### What to work on
Your task is to print every entry below exactly as given.

— START Dataset entries —

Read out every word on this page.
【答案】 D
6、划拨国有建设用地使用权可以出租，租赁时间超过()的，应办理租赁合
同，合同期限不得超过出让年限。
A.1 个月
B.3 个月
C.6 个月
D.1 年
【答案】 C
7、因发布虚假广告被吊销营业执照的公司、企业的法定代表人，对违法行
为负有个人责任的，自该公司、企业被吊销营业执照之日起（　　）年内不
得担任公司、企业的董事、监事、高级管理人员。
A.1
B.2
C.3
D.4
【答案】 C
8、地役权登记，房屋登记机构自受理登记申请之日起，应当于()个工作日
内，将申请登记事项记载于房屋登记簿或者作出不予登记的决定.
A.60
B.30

— END Dataset entries —

### Final result
Read out every word on this page.
【答案】 D
6、划拨国有建设用地使用权可以出租，租赁时间超过()的，应办理租赁合
同，合同期限不得超过出让年限。
A.1 个月
B.3 个月
C.6 个月
D.1 年
【答案】 C
7、因发布虚假广告被吊销营业执照的公司、企业的法定代表人，对违法行
为负有个人责任的，自该公司、企业被吊销营业执照之日起（　　）年内不
得担任公司、企业的董事、监事、高级管理人员。
A.1
B.2
C.3
D.4
【答案】 C
8、地役权登记，房屋登记机构自受理登记申请之日起，应当于()个工作日
内，将申请登记事项记载于房屋登记簿或者作出不予登记的决定.
A.60
B.30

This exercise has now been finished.